__Data supplied__.
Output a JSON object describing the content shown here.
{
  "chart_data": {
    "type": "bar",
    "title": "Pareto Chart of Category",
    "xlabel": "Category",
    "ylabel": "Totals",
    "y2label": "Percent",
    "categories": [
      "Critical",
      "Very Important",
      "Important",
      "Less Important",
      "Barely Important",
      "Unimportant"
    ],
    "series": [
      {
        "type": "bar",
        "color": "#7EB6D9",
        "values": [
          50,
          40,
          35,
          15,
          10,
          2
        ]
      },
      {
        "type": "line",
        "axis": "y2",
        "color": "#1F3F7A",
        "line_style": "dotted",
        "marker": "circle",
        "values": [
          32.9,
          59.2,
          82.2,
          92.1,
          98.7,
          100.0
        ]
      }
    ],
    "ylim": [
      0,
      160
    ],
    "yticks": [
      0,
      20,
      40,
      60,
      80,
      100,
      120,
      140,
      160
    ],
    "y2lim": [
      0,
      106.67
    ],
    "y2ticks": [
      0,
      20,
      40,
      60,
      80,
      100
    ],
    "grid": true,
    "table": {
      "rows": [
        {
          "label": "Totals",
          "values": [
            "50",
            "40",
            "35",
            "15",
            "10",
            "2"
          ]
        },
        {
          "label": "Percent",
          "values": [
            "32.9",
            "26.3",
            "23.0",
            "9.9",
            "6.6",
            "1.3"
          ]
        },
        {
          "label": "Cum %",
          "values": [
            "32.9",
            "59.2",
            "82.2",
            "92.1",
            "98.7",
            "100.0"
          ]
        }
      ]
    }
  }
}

__Your objective__. Make an exact copy of the material above.

__Response to this task__.
Output a JSON object describing the content shown here.
{
  "chart_data": {
    "type": "bar",
    "title": "Pareto Chart of Category",
    "xlabel": "Category",
    "ylabel": "Totals",
    "y2label": "Percent",
    "categories": [
      "Critical",
      "Very Important",
      "Important",
      "Less Important",
      "Barely Important",
      "Unimportant"
    ],
    "series": [
      {
        "type": "bar",
        "color": "#7EB6D9",
        "values": [
          50,
          40,
          35,
          15,
          10,
          2
        ]
      },
      {
        "type": "line",
        "axis": "y2",
        "color": "#1F3F7A",
        "line_style": "dotted",
        "marker": "circle",
        "values": [
          32.9,
          59.2,
          82.2,
          92.1,
          98.7,
          100.0
        ]
      }
    ],
    "ylim": [
      0,
      160
    ],
    "yticks": [
      0,
      20,
      40,
      60,
      80,
      100,
      120,
      140,
      160
    ],
    "y2lim": [
      0,
      106.67
    ],
    "y2ticks": [
      0,
      20,
      40,
      60,
      80,
      100
    ],
    "grid": true,
    "table": {
      "rows": [
        {
          "label": "Totals",
          "values": [
            "50",
            "40",
            "35",
            "15",
            "10",
            "2"
          ]
        },
        {
          "label": "Percent",
          "values": [
            "32.9",
            "26.3",
            "23.0",
            "9.9",
            "6.6",
            "1.3"
          ]
        },
        {
          "label": "Cum %",
          "values": [
            "32.9",
            "59.2",
            "82.2",
            "92.1",
            "98.7",
            "100.0"
          ]
        }
      ]
    }
  }
}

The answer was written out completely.